[Layout dataset entries]
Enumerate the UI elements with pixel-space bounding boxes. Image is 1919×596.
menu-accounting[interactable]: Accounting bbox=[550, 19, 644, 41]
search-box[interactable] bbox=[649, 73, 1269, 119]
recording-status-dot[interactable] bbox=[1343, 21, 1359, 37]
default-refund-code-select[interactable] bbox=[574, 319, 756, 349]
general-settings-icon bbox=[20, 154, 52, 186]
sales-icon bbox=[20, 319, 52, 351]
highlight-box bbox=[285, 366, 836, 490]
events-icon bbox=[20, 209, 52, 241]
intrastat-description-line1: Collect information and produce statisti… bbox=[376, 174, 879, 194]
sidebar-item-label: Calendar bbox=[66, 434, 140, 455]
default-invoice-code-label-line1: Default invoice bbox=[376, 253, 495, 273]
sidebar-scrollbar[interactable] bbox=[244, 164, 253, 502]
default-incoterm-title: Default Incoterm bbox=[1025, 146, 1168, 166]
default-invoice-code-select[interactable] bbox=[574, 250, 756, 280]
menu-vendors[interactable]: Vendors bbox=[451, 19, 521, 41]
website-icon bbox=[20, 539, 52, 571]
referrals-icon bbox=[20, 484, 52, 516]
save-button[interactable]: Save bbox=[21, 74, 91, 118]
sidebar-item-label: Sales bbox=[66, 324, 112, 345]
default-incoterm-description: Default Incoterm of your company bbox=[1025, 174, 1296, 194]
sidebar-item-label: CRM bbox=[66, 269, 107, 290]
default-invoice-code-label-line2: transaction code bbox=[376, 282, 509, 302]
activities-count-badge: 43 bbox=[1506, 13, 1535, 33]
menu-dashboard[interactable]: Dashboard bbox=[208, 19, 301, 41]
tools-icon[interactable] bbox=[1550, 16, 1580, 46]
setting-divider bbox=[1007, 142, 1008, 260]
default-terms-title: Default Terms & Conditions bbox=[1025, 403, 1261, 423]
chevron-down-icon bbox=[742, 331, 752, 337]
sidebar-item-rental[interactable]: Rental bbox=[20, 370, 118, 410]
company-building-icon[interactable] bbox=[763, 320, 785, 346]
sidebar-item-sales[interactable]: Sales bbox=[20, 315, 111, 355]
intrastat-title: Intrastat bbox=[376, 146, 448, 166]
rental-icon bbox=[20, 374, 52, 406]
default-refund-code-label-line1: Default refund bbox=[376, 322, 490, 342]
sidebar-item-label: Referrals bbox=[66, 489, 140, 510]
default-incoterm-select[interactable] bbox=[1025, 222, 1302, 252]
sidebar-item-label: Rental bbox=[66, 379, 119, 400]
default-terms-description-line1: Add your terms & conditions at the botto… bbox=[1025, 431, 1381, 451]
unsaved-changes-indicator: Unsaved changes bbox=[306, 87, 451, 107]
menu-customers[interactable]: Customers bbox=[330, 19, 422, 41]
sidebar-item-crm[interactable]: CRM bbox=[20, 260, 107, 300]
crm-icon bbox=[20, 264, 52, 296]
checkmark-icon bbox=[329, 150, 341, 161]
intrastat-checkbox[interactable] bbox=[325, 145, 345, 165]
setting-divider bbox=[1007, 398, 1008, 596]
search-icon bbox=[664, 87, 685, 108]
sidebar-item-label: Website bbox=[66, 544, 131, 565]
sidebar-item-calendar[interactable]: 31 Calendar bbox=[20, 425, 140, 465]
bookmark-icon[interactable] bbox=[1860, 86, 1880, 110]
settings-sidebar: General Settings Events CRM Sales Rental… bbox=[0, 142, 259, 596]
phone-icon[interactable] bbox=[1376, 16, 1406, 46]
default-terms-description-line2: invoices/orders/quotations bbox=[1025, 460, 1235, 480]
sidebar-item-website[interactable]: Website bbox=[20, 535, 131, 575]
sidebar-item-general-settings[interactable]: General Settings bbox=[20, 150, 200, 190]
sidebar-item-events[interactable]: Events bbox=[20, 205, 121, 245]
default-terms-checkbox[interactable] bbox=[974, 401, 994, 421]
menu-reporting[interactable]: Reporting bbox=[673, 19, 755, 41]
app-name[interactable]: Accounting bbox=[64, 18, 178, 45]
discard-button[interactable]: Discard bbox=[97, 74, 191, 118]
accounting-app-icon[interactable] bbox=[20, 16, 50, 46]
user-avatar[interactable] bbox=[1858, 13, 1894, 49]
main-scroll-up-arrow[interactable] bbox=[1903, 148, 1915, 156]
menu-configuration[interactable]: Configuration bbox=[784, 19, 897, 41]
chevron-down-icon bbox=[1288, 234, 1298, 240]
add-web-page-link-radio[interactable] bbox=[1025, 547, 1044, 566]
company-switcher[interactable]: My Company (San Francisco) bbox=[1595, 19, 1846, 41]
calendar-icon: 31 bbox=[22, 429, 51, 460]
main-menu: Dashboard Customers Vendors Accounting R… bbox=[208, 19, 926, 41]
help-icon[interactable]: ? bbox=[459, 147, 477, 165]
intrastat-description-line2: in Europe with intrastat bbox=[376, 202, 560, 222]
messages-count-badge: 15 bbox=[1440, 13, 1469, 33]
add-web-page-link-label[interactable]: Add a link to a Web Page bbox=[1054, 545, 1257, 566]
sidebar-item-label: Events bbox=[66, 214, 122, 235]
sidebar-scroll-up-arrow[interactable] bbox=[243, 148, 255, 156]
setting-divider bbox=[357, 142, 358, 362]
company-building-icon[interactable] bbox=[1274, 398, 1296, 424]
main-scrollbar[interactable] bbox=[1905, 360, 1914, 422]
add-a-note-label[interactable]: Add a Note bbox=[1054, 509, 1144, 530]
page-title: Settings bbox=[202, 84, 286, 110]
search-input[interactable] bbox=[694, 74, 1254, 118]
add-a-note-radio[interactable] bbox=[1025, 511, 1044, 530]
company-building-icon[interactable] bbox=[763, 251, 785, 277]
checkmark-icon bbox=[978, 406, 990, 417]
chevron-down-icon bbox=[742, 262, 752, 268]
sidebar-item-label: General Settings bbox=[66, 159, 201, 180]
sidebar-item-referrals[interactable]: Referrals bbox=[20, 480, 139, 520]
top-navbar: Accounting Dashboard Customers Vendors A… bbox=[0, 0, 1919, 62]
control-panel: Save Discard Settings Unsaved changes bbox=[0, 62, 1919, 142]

◆ What is expected
Write out the lines of the listing above word for word.

◆ Task solution
Enumerate the UI elements with pixel-space bounding boxes. Image is 1919×596.
menu-accounting[interactable]: Accounting bbox=[550, 19, 644, 41]
search-box[interactable] bbox=[649, 73, 1269, 119]
recording-status-dot[interactable] bbox=[1343, 21, 1359, 37]
default-refund-code-select[interactable] bbox=[574, 319, 756, 349]
general-settings-icon bbox=[20, 154, 52, 186]
sales-icon bbox=[20, 319, 52, 351]
highlight-box bbox=[285, 366, 836, 490]
events-icon bbox=[20, 209, 52, 241]
intrastat-description-line1: Collect information and produce statisti… bbox=[376, 174, 879, 194]
sidebar-item-label: Calendar bbox=[66, 434, 140, 455]
default-invoice-code-label-line1: Default invoice bbox=[376, 253, 495, 273]
sidebar-scrollbar[interactable] bbox=[244, 164, 253, 502]
default-incoterm-title: Default Incoterm bbox=[1025, 146, 1168, 166]
default-invoice-code-select[interactable] bbox=[574, 250, 756, 280]
menu-vendors[interactable]: Vendors bbox=[451, 19, 521, 41]
website-icon bbox=[20, 539, 52, 571]
referrals-icon bbox=[20, 484, 52, 516]
save-button[interactable]: Save bbox=[21, 74, 91, 118]
sidebar-item-label: Sales bbox=[66, 324, 112, 345]
default-incoterm-description: Default Incoterm of your company bbox=[1025, 174, 1296, 194]
sidebar-item-label: CRM bbox=[66, 269, 107, 290]
default-invoice-code-label-line2: transaction code bbox=[376, 282, 509, 302]
activities-count-badge: 43 bbox=[1506, 13, 1535, 33]
menu-dashboard[interactable]: Dashboard bbox=[208, 19, 301, 41]
tools-icon[interactable] bbox=[1550, 16, 1580, 46]
setting-divider bbox=[1007, 142, 1008, 260]
default-terms-title: Default Terms & Conditions bbox=[1025, 403, 1261, 423]
chevron-down-icon bbox=[742, 331, 752, 337]
sidebar-item-rental[interactable]: Rental bbox=[20, 370, 118, 410]
company-building-icon[interactable] bbox=[763, 320, 785, 346]
sidebar-item-sales[interactable]: Sales bbox=[20, 315, 111, 355]
intrastat-title: Intrastat bbox=[376, 146, 448, 166]
rental-icon bbox=[20, 374, 52, 406]
default-refund-code-label-line1: Default refund bbox=[376, 322, 490, 342]
sidebar-item-label: Referrals bbox=[66, 489, 140, 510]
default-incoterm-select[interactable] bbox=[1025, 222, 1302, 252]
sidebar-item-label: Rental bbox=[66, 379, 119, 400]
default-terms-description-line1: Add your terms & conditions at the botto… bbox=[1025, 431, 1381, 451]
unsaved-changes-indicator: Unsaved changes bbox=[306, 87, 451, 107]
menu-customers[interactable]: Customers bbox=[330, 19, 422, 41]
sidebar-item-crm[interactable]: CRM bbox=[20, 260, 107, 300]
crm-icon bbox=[20, 264, 52, 296]
checkmark-icon bbox=[329, 150, 341, 161]
intrastat-checkbox[interactable] bbox=[325, 145, 345, 165]
setting-divider bbox=[1007, 398, 1008, 596]
search-icon bbox=[664, 87, 685, 108]
sidebar-item-label: Website bbox=[66, 544, 131, 565]
sidebar-item-calendar[interactable]: 31 Calendar bbox=[20, 425, 140, 465]
bookmark-icon[interactable] bbox=[1860, 86, 1880, 110]
settings-sidebar: General Settings Events CRM Sales Rental… bbox=[0, 142, 259, 596]
phone-icon[interactable] bbox=[1376, 16, 1406, 46]
default-terms-description-line2: invoices/orders/quotations bbox=[1025, 460, 1235, 480]
sidebar-item-website[interactable]: Website bbox=[20, 535, 131, 575]
sidebar-item-general-settings[interactable]: General Settings bbox=[20, 150, 200, 190]
sidebar-item-events[interactable]: Events bbox=[20, 205, 121, 245]
default-terms-checkbox[interactable] bbox=[974, 401, 994, 421]
menu-reporting[interactable]: Reporting bbox=[673, 19, 755, 41]
app-name[interactable]: Accounting bbox=[64, 18, 178, 45]
discard-button[interactable]: Discard bbox=[97, 74, 191, 118]
accounting-app-icon[interactable] bbox=[20, 16, 50, 46]
user-avatar[interactable] bbox=[1858, 13, 1894, 49]
main-scroll-up-arrow[interactable] bbox=[1903, 148, 1915, 156]
menu-configuration[interactable]: Configuration bbox=[784, 19, 897, 41]
chevron-down-icon bbox=[1288, 234, 1298, 240]
add-web-page-link-radio[interactable] bbox=[1025, 547, 1044, 566]
company-switcher[interactable]: My Company (San Francisco) bbox=[1595, 19, 1846, 41]
calendar-icon: 31 bbox=[22, 429, 51, 460]
main-menu: Dashboard Customers Vendors Accounting R… bbox=[208, 19, 926, 41]
help-icon[interactable]: ? bbox=[459, 147, 477, 165]
intrastat-description-line2: in Europe with intrastat bbox=[376, 202, 560, 222]
messages-count-badge: 15 bbox=[1440, 13, 1469, 33]
add-web-page-link-label[interactable]: Add a link to a Web Page bbox=[1054, 545, 1257, 566]
sidebar-item-label: Events bbox=[66, 214, 122, 235]
sidebar-scroll-up-arrow[interactable] bbox=[243, 148, 255, 156]
setting-divider bbox=[357, 142, 358, 362]
company-building-icon[interactable] bbox=[1274, 398, 1296, 424]
main-scrollbar[interactable] bbox=[1905, 360, 1914, 422]
add-a-note-label[interactable]: Add a Note bbox=[1054, 509, 1144, 530]
page-title: Settings bbox=[202, 84, 286, 110]
search-input[interactable] bbox=[694, 74, 1254, 118]
add-a-note-radio[interactable] bbox=[1025, 511, 1044, 530]
company-building-icon[interactable] bbox=[763, 251, 785, 277]
checkmark-icon bbox=[978, 406, 990, 417]
chevron-down-icon bbox=[742, 262, 752, 268]
sidebar-item-label: General Settings bbox=[66, 159, 201, 180]
sidebar-item-referrals[interactable]: Referrals bbox=[20, 480, 139, 520]
top-navbar: Accounting Dashboard Customers Vendors A… bbox=[0, 0, 1919, 62]
control-panel: Save Discard Settings Unsaved changes bbox=[0, 62, 1919, 142]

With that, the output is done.